Required work —
Search the material for the word "triangle" and report each line where it turns up.

──────── Materials provided

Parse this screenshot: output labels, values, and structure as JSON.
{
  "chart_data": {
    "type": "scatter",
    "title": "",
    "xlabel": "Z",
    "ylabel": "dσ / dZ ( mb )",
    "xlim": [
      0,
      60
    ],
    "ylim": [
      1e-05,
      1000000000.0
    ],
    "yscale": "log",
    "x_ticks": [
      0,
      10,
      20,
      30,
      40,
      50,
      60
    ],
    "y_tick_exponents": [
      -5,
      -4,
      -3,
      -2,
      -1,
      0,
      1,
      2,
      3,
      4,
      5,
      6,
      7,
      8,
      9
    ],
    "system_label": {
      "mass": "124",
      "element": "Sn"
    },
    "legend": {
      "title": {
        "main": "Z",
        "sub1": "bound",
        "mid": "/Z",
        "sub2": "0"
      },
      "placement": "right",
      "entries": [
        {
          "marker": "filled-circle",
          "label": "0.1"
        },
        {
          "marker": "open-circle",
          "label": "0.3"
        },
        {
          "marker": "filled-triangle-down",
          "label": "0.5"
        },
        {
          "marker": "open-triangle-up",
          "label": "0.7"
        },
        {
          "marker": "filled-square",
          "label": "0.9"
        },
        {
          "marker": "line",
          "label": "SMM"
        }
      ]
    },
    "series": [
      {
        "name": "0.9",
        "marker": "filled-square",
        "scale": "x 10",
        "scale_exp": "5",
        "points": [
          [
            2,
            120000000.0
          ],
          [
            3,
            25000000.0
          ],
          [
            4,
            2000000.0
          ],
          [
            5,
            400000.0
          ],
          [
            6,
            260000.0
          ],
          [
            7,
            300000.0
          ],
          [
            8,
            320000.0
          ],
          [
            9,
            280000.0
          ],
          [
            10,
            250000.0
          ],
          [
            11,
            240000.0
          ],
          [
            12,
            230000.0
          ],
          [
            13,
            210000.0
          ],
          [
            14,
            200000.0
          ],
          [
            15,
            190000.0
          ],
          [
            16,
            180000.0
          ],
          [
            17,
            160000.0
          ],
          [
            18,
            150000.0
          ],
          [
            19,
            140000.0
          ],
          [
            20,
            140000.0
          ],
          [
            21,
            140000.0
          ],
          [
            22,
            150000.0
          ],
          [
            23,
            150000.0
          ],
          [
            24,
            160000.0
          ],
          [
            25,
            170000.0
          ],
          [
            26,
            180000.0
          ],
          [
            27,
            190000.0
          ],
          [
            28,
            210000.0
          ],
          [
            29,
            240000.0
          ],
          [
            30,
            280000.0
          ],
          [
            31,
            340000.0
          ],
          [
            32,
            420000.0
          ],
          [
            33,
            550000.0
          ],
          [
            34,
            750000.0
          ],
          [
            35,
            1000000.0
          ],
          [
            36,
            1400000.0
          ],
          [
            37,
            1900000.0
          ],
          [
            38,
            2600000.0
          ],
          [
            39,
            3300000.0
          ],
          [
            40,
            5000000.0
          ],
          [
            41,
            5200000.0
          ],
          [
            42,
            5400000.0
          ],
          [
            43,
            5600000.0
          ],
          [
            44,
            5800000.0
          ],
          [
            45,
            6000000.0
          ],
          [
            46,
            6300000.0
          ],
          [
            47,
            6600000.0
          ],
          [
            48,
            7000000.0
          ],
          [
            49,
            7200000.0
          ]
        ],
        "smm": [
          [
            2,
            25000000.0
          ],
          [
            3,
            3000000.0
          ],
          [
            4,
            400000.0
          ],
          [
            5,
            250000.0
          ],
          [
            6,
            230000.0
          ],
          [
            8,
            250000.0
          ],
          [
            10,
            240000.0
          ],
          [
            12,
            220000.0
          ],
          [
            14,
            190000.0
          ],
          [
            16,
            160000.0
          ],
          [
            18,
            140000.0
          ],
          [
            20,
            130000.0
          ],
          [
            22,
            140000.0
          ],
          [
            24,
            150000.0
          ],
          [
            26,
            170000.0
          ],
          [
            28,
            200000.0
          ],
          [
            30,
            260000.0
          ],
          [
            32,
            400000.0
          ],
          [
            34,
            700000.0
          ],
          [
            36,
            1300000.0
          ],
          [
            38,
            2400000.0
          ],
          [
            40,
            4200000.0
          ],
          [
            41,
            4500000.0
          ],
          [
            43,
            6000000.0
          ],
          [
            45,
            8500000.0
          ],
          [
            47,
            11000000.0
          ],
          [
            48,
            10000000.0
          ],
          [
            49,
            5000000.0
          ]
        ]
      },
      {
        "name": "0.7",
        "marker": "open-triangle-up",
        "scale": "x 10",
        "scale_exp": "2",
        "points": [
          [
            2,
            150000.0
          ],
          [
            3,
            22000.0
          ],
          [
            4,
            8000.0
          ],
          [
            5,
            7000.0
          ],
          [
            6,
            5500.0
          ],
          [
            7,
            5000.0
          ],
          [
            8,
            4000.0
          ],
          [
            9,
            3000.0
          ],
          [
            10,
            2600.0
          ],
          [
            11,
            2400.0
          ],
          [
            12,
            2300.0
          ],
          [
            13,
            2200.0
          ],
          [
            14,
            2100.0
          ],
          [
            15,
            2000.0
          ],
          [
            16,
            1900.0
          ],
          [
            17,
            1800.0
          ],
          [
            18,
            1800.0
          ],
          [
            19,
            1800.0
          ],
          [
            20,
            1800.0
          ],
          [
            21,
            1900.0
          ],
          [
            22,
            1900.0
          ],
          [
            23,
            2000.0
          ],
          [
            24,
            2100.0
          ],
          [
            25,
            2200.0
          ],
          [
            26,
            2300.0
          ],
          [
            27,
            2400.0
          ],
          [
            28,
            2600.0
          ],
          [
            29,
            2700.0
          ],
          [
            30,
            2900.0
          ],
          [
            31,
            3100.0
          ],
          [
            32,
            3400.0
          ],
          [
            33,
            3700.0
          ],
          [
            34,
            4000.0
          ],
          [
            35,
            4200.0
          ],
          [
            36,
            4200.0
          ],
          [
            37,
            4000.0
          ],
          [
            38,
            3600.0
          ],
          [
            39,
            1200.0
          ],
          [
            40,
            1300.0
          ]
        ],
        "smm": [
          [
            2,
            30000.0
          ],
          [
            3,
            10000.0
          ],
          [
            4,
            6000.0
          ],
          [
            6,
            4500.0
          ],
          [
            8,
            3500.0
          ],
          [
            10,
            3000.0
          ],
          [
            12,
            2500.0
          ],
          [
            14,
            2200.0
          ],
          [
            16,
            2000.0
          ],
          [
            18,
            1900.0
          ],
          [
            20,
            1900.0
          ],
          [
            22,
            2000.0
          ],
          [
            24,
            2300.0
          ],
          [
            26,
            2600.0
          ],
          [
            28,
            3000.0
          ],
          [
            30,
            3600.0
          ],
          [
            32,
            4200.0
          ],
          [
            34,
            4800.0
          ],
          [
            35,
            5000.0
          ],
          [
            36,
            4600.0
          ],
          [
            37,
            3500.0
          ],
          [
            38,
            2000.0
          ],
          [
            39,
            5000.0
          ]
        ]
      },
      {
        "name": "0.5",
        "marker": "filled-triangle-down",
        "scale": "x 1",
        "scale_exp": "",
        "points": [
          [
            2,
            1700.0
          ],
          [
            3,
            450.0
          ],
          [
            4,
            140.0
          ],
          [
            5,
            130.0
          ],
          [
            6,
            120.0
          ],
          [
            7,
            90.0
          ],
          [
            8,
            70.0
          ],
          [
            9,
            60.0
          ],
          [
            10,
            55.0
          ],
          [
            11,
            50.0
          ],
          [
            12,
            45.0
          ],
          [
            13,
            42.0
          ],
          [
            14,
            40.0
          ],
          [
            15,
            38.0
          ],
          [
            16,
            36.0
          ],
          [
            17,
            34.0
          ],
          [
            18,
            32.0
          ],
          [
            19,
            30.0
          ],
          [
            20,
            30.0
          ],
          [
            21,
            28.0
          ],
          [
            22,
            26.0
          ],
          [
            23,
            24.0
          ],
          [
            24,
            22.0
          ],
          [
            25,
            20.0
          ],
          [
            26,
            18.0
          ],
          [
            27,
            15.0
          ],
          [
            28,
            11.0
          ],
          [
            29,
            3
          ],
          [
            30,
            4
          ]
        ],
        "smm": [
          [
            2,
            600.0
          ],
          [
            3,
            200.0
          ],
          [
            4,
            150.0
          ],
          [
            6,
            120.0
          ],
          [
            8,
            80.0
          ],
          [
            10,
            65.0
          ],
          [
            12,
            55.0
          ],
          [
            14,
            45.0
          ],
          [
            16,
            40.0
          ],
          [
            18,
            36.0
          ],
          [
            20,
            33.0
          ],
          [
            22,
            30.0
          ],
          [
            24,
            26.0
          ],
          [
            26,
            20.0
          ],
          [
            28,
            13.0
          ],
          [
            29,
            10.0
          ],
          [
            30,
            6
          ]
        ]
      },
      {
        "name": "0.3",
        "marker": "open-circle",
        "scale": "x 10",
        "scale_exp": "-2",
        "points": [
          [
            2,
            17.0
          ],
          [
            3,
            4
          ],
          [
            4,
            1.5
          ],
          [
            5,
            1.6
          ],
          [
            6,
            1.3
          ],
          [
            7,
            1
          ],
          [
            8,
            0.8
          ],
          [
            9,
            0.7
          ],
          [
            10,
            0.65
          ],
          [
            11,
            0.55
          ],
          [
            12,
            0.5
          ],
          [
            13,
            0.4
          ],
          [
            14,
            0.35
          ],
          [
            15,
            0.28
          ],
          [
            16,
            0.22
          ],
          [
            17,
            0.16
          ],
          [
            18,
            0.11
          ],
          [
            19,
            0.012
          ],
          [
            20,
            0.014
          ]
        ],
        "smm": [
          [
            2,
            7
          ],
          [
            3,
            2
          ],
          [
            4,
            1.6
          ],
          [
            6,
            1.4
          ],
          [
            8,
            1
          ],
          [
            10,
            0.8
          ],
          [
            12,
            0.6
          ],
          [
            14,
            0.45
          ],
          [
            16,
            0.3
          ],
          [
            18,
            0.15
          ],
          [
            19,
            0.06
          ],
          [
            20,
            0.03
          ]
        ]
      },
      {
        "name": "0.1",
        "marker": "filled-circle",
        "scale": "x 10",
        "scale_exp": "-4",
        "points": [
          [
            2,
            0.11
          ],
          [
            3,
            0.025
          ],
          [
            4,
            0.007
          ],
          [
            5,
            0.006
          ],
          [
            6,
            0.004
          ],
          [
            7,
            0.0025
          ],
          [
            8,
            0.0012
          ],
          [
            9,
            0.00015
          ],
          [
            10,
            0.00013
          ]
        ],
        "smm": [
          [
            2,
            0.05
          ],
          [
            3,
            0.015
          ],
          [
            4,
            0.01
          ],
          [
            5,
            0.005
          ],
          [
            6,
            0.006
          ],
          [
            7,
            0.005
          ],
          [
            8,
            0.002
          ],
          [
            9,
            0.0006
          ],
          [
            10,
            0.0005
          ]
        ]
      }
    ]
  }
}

────────────────

Output for this task —
          "marker": "filled-triangle-down",
          "marker": "open-triangle-up",
        "marker": "open-triangle-up",
        "marker": "filled-triangle-down",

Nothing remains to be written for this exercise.